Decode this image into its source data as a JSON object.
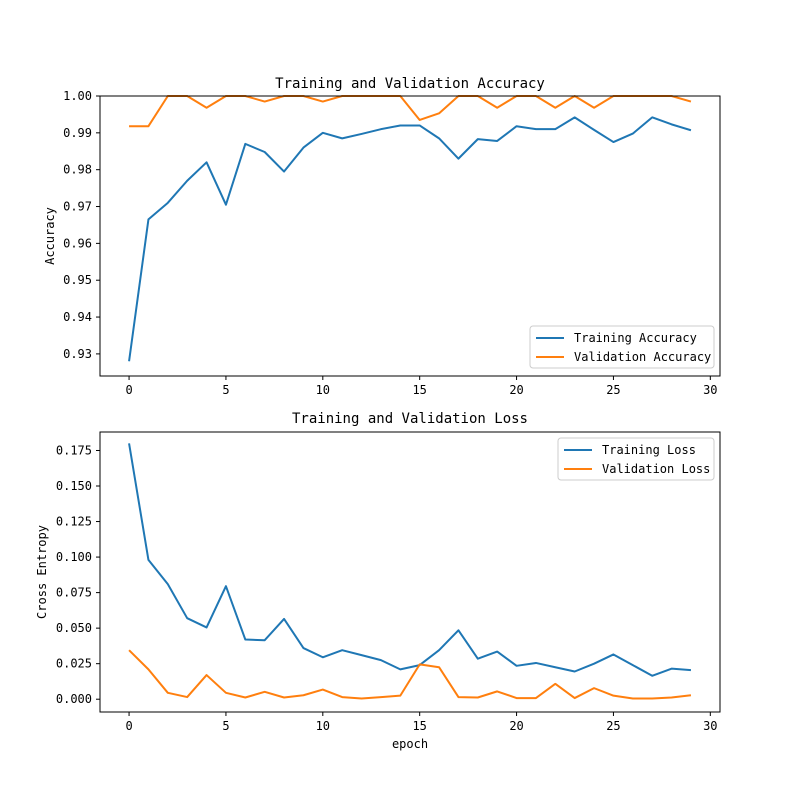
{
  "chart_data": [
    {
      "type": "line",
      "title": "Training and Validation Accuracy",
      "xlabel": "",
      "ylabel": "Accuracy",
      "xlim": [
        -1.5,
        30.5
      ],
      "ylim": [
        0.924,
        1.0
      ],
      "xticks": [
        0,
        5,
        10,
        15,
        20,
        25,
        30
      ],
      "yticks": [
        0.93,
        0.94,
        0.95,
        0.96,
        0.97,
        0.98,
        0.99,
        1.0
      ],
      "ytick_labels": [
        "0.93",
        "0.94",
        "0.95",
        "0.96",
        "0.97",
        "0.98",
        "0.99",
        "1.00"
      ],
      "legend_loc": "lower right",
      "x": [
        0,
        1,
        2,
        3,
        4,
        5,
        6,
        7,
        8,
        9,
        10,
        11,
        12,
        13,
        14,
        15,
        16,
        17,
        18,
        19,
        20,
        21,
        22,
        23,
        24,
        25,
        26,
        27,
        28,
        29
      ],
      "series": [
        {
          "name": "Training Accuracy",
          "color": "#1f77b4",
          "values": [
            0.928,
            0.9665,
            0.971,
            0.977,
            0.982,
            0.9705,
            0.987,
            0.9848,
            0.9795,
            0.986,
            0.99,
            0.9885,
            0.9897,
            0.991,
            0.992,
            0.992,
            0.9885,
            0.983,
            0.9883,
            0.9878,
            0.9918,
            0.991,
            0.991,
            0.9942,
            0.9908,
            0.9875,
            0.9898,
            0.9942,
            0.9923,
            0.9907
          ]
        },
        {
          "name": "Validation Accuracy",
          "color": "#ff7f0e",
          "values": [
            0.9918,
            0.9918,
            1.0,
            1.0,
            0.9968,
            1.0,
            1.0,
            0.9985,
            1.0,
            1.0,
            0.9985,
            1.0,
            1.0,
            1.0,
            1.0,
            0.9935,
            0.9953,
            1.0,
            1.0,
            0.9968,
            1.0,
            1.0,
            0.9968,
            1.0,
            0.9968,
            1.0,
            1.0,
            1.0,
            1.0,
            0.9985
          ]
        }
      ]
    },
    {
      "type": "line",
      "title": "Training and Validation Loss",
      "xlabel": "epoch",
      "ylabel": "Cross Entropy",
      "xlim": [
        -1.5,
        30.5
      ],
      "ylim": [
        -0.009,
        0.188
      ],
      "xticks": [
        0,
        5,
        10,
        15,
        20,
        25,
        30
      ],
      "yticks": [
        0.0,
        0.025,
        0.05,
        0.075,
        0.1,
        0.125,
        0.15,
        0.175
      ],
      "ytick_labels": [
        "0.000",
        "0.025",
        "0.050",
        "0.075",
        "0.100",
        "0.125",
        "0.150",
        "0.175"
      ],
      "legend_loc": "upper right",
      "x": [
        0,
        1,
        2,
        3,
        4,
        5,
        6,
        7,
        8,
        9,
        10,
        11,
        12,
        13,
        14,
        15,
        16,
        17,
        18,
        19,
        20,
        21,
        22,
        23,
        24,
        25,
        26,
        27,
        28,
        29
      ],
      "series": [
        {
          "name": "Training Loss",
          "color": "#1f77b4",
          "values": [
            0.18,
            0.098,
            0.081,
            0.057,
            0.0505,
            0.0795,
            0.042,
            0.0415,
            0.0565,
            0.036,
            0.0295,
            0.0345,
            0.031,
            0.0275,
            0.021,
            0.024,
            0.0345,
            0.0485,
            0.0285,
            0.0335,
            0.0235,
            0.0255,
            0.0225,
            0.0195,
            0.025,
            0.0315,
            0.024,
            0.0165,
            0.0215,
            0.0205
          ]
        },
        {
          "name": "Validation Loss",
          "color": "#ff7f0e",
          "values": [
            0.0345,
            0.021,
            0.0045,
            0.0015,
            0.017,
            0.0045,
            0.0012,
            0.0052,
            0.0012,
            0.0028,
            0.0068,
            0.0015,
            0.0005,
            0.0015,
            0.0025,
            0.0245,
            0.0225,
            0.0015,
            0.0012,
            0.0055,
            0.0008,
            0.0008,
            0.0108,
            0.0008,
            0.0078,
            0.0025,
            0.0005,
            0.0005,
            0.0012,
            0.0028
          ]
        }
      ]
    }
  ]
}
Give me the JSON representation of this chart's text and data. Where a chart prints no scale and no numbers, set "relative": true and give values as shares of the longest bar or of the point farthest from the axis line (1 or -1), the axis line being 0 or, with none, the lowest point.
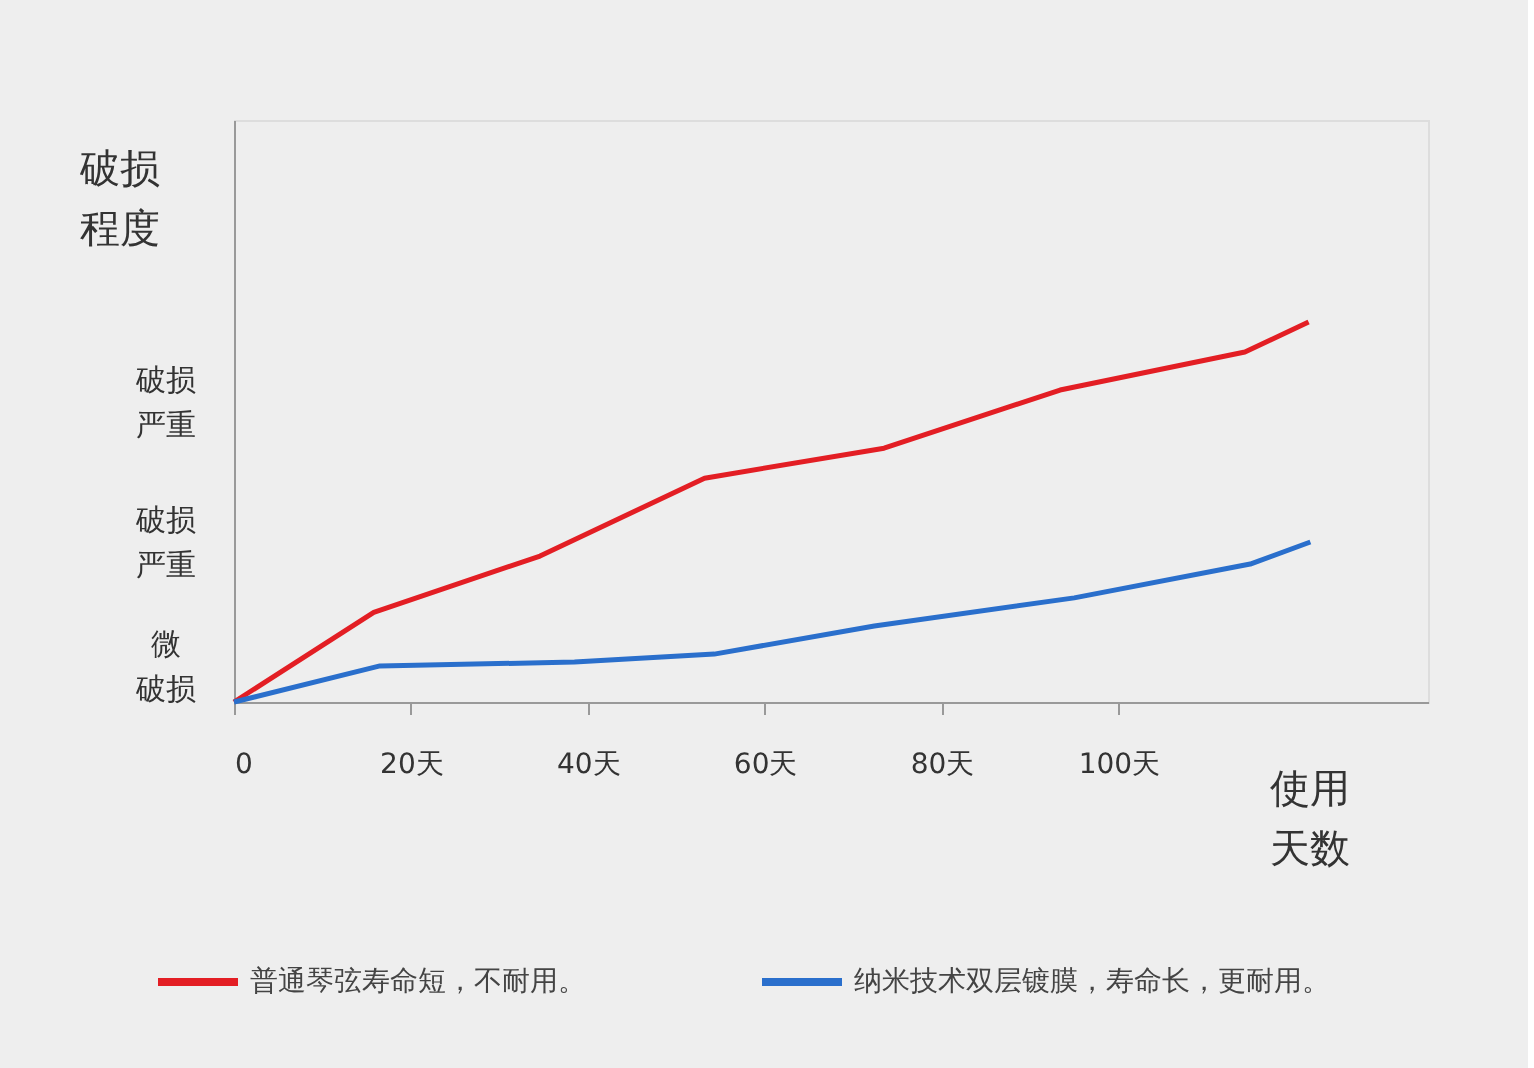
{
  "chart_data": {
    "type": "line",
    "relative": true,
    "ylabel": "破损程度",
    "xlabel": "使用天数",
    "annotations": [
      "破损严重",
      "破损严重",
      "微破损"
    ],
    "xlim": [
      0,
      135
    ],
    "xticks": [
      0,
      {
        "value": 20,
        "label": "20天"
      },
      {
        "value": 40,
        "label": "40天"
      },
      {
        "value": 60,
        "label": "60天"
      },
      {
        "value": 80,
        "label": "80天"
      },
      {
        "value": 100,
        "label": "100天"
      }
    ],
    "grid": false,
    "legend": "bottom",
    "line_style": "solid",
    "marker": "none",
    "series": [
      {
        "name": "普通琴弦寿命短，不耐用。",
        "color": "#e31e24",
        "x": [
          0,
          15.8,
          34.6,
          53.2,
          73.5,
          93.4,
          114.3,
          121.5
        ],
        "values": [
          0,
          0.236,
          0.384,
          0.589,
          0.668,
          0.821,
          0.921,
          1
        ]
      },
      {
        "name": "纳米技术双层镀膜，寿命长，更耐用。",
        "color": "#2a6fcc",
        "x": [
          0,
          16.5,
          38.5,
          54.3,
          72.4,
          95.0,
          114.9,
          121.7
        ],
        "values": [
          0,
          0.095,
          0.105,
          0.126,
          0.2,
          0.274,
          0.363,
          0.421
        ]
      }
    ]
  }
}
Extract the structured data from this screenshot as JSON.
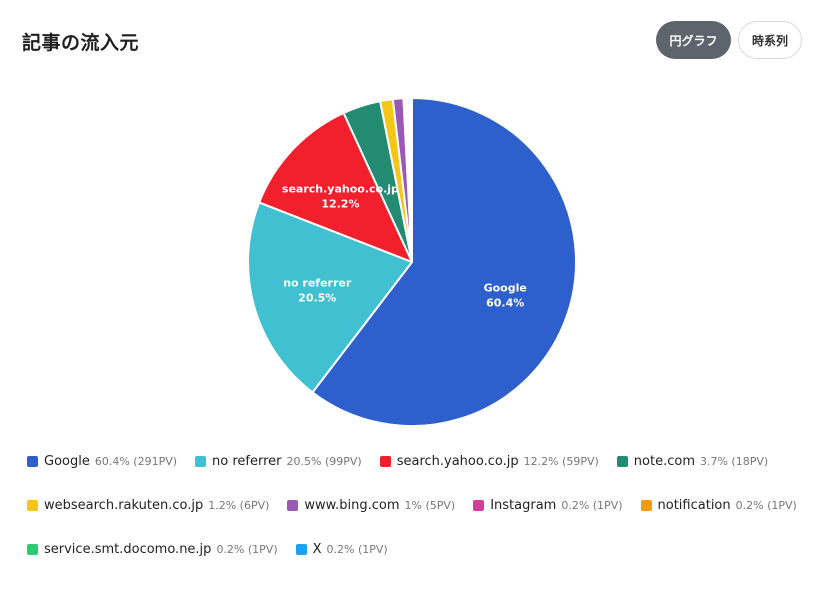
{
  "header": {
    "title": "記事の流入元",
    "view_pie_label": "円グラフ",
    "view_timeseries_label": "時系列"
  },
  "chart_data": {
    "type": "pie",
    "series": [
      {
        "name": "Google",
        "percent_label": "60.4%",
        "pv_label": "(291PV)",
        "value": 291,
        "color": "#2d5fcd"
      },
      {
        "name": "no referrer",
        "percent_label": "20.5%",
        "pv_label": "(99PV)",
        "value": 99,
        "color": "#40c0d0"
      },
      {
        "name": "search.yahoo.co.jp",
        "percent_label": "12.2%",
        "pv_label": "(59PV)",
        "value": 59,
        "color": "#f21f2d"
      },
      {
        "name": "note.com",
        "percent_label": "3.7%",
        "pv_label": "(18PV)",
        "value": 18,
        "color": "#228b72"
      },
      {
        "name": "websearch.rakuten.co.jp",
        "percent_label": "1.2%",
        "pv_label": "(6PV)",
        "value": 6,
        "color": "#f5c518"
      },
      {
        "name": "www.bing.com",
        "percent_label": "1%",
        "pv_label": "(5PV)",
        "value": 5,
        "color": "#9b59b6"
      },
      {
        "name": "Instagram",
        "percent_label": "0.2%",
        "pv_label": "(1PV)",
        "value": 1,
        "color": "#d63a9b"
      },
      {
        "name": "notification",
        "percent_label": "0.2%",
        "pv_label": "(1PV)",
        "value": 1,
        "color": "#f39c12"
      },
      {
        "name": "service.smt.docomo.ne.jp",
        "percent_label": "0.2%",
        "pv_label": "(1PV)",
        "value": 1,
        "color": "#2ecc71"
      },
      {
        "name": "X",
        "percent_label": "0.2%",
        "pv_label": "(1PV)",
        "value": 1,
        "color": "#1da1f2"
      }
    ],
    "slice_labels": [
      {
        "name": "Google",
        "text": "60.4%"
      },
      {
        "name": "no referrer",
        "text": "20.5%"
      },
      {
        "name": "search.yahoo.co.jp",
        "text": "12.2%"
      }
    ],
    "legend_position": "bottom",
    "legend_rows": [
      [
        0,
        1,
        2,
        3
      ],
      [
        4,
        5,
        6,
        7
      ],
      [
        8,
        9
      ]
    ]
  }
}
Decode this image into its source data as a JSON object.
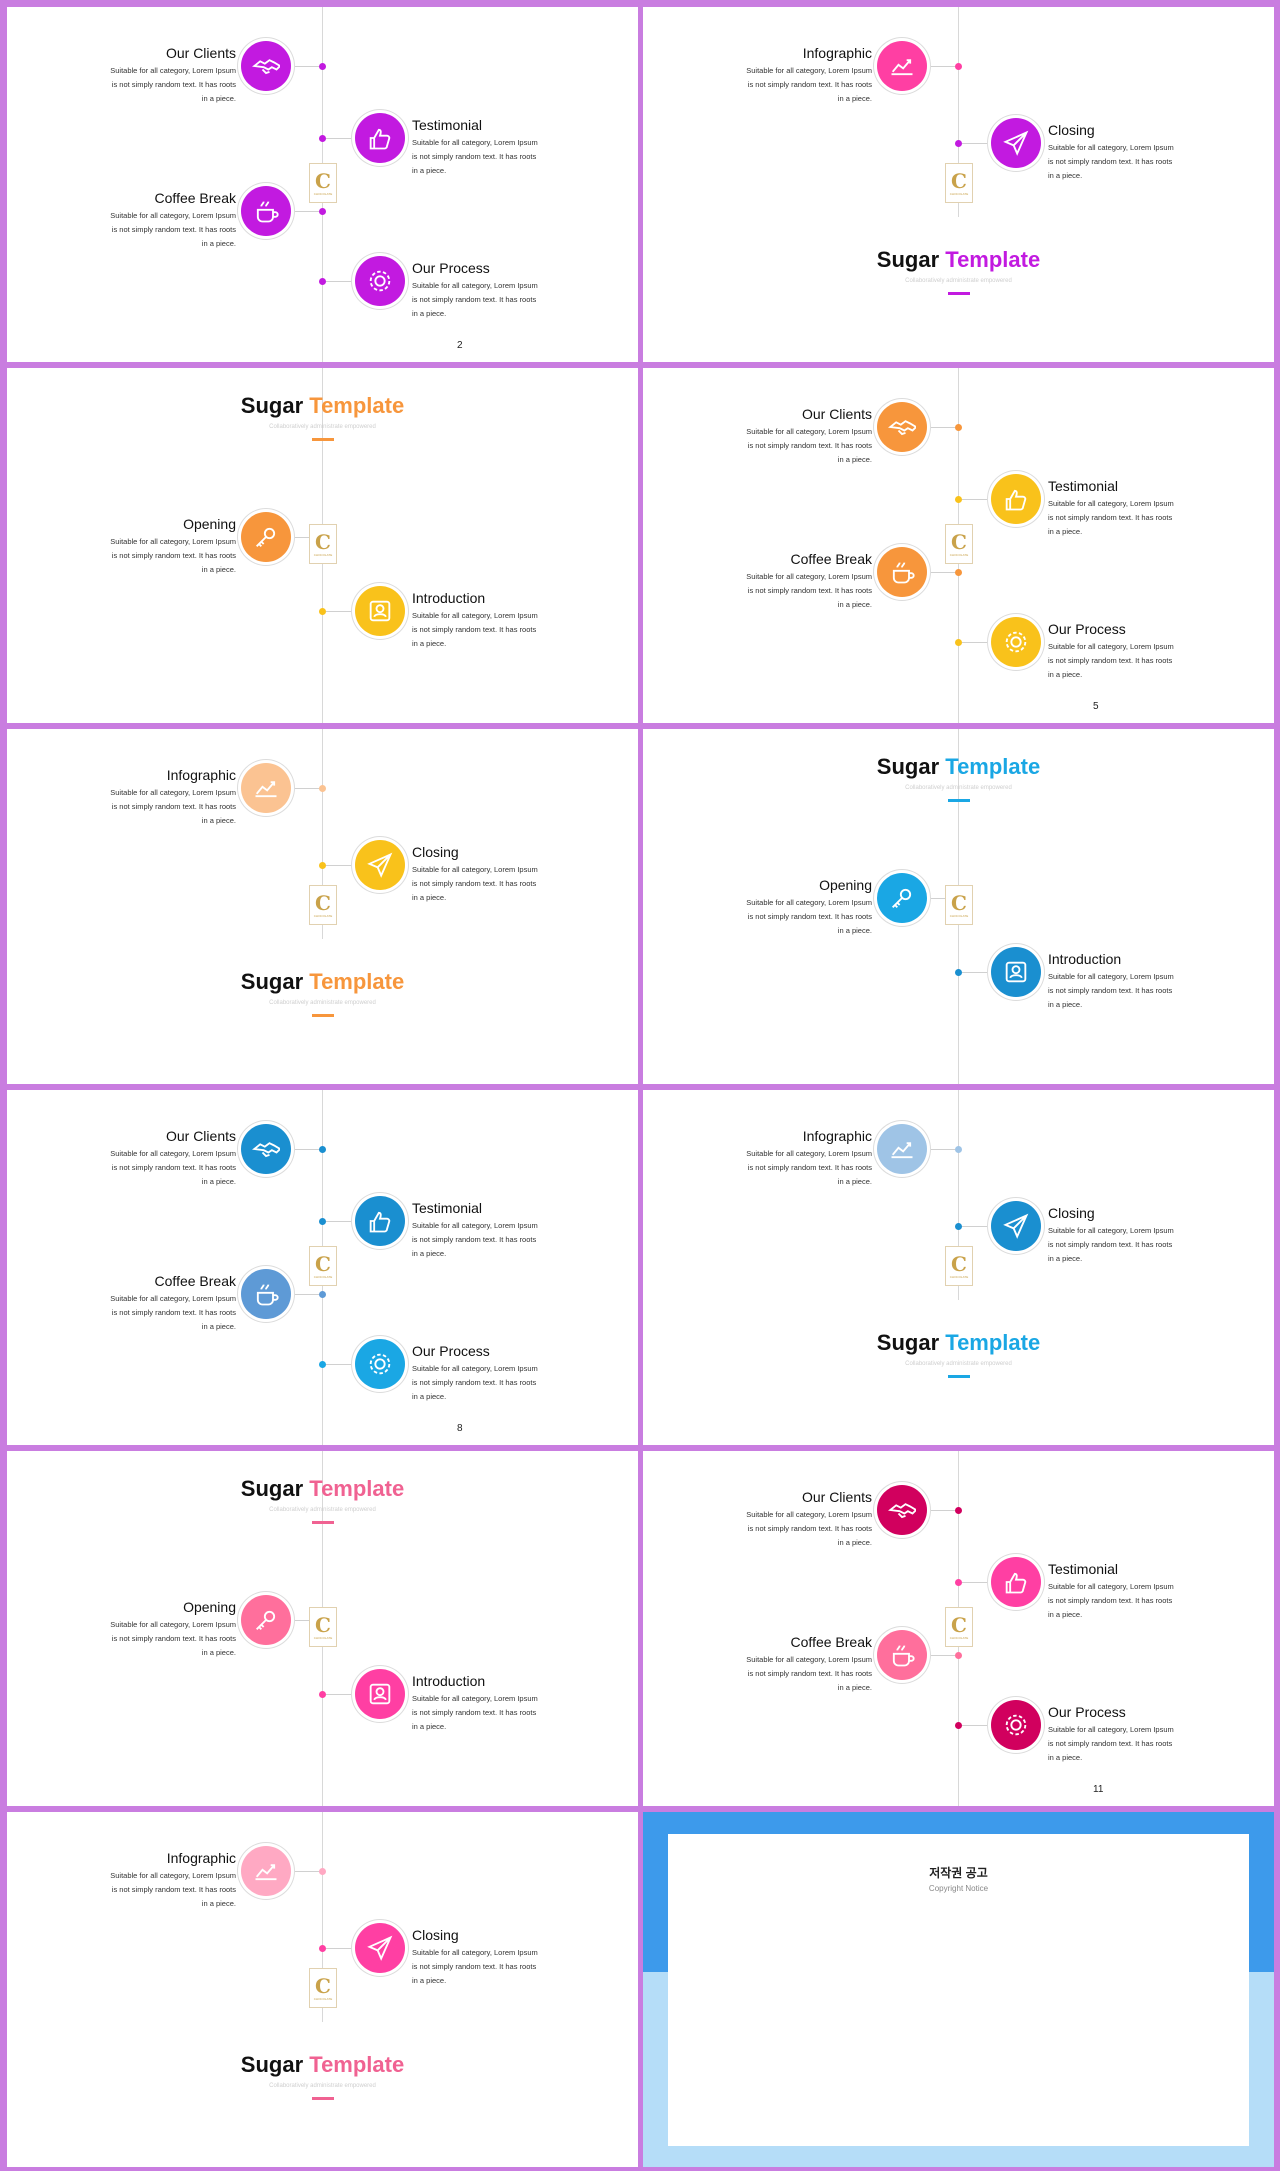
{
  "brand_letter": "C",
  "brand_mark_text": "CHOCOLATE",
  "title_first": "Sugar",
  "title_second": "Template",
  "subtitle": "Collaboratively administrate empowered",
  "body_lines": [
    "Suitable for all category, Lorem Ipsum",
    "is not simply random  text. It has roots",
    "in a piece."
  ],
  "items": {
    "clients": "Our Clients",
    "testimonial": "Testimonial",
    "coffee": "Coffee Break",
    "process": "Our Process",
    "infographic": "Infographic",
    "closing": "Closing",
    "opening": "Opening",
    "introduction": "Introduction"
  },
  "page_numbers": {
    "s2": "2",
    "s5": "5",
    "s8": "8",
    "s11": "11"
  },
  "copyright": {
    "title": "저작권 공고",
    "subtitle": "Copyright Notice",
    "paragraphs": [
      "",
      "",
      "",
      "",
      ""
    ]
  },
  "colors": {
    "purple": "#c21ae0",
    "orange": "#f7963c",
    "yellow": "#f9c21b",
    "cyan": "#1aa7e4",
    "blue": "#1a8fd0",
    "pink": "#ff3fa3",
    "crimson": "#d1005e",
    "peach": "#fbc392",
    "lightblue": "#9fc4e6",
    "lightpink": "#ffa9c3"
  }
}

....

§ **Aim**: Determine how many lines in the data above contain the string "bottom". Give nothing except the number.

§ **Result**: 2